## AIM
Report only the number of lines in this material that include "olmak".

━━━━━ EXERCISE INPUT ━━━━━

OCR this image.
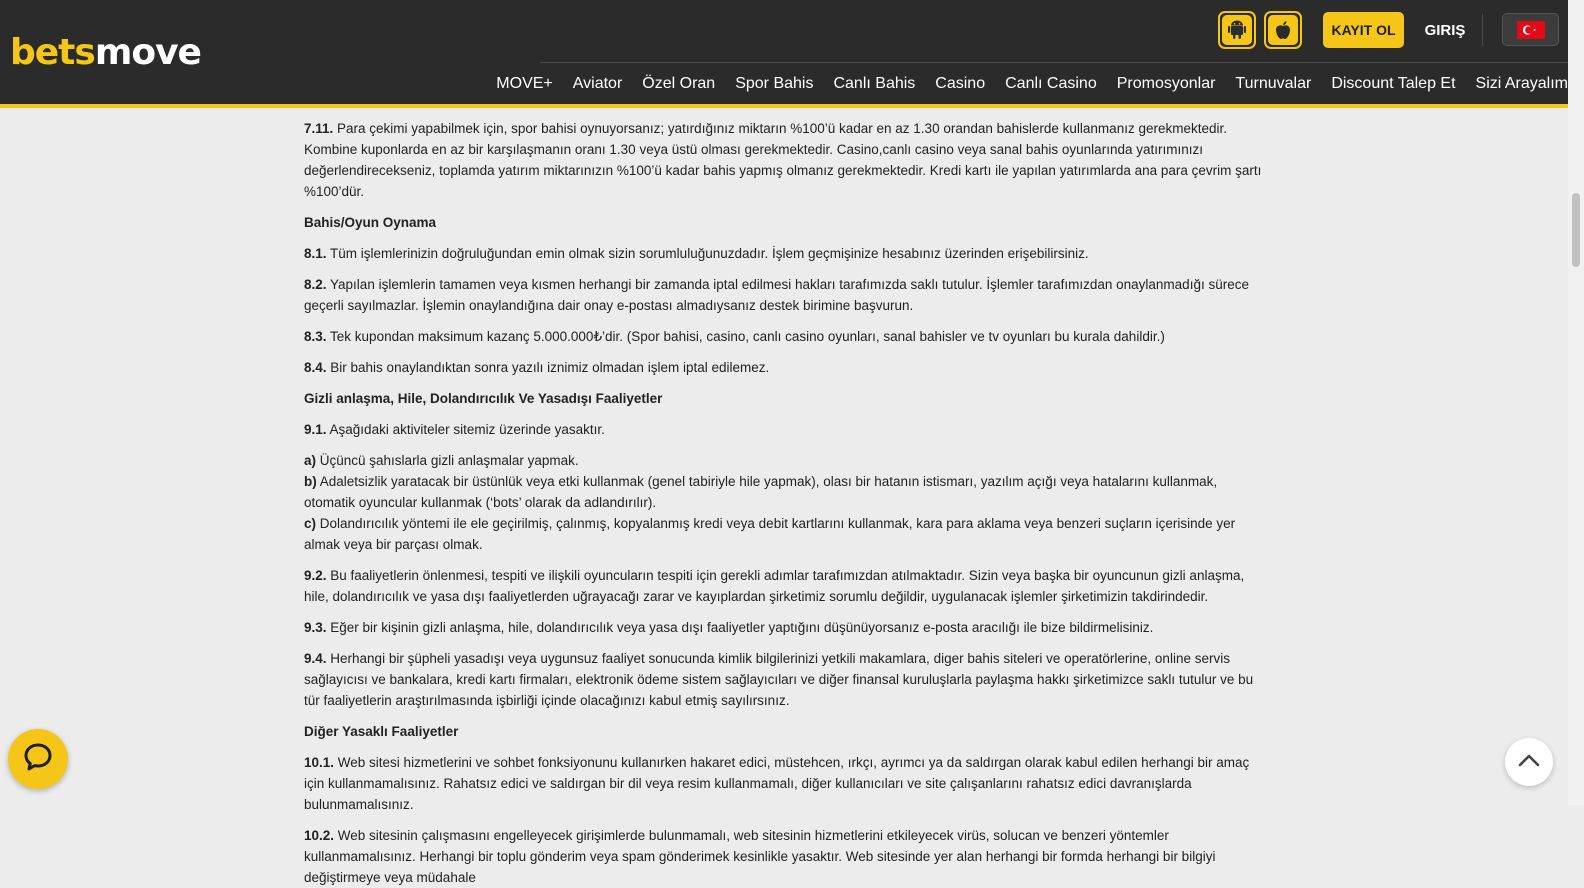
betsmove
KAYIT OL	GIRIŞ
MOVE+ Aviator Özel Oran Spor Bahis Canlı Bahis Casino Canlı Casino Promosyonlar Turnuvalar Discount Talep Et Sizi Arayalım
7.11. Para çekimi yapabilmek için, spor bahisi oynuyorsanız; yatırdığınız miktarın %100’ü kadar en az 1.30 orandan bahislerde kullanmanız gerekmektedir. Kombine kuponlarda en az bir karşılaşmanın oranı 1.30 veya üstü olması gerekmektedir. Casino,canlı casino veya sanal bahis oyunlarında yatırımınızı değerlendirecekseniz, toplamda yatırım miktarınızın %100’ü kadar bahis yapmış olmanız gerekmektedir. Kredi kartı ile yapılan yatırımlarda ana para çevrim şartı %100’dür.
Bahis/Oyun Oynama
8.1. Tüm işlemlerinizin doğruluğundan emin olmak sizin sorumluluğunuzdadır. İşlem geçmişinize hesabınız üzerinden erişebilirsiniz.
8.2. Yapılan işlemlerin tamamen veya kısmen herhangi bir zamanda iptal edilmesi hakları tarafımızda saklı tutulur. İşlemler tarafımızdan onaylanmadığı sürece geçerli sayılmazlar. İşlemin onaylandığına dair onay e-postası almadıysanız destek birimine başvurun.
8.3. Tek kupondan maksimum kazanç 5.000.000₺’dir. (Spor bahisi, casino, canlı casino oyunları, sanal bahisler ve tv oyunları bu kurala dahildir.)
8.4. Bir bahis onaylandıktan sonra yazılı iznimiz olmadan işlem iptal edilemez.
Gizli anlaşma, Hile, Dolandırıcılık Ve Yasadışı Faaliyetler
9.1. Aşağıdaki aktiviteler sitemiz üzerinde yasaktır.
a) Üçüncü şahıslarla gizli anlaşmalar yapmak.
b) Adaletsizlik yaratacak bir üstünlük veya etki kullanmak (genel tabiriyle hile yapmak), olası bir hatanın istismarı, yazılım açığı veya hatalarını kullanmak, otomatik oyuncular kullanmak (‘bots’ olarak da adlandırılır).
c) Dolandırıcılık yöntemi ile ele geçirilmiş, çalınmış, kopyalanmış kredi veya debit kartlarını kullanmak, kara para aklama veya benzeri suçların içerisinde yer almak veya bir parçası olmak.
9.2. Bu faaliyetlerin önlenmesi, tespiti ve ilişkili oyuncuların tespiti için gerekli adımlar tarafımızdan atılmaktadır. Sizin veya başka bir oyuncunun gizli anlaşma, hile, dolandırıcılık ve yasa dışı faaliyetlerden uğrayacağı zarar ve kayıplardan şirketimiz sorumlu değildir, uygulanacak işlemler şirketimizin takdirindedir.
9.3. Eğer bir kişinin gizli anlaşma, hile, dolandırıcılık veya yasa dışı faaliyetler yaptığını düşünüyorsanız e-posta aracılığı ile bize bildirmelisiniz.
9.4. Herhangi bir şüpheli yasadışı veya uygunsuz faaliyet sonucunda kimlik bilgilerinizi yetkili makamlara, diger bahis siteleri ve operatörlerine, online servis sağlayıcısı ve bankalara, kredi kartı firmaları, elektronik ödeme sistem sağlayıcıları ve diğer finansal kuruluşlarla paylaşma hakkı şirketimizce saklı tutulur ve bu tür faaliyetlerin araştırılmasında işbirliği içinde olacağınızı kabul etmiş sayılırsınız.
Diğer Yasaklı Faaliyetler
10.1. Web sitesi hizmetlerini ve sohbet fonksiyonunu kullanırken hakaret edici, müstehcen, ırkçı, ayrımcı ya da saldırgan olarak kabul edilen herhangi bir amaç için kullanmamalısınız. Rahatsız edici ve saldırgan bir dil veya resim kullanmamalı, diğer kullanıcıları ve site çalışanlarını rahatsız edici davranışlarda bulunmamalısınız.
10.2. Web sitesinin çalışmasını engelleyecek girişimlerde bulunmamalı, web sitesinin hizmetlerini etkileyecek virüs, solucan ve benzeri yöntemler kullanmamalısınız. Herhangi bir toplu gönderim veya spam gönderimek kesinlikle yasaktır. Web sitesinde yer alan herhangi bir formda herhangi bir bilgiyi değiştirmeye veya müdahale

━━━━━

## ANSWER FOR THIS EXERCISE
2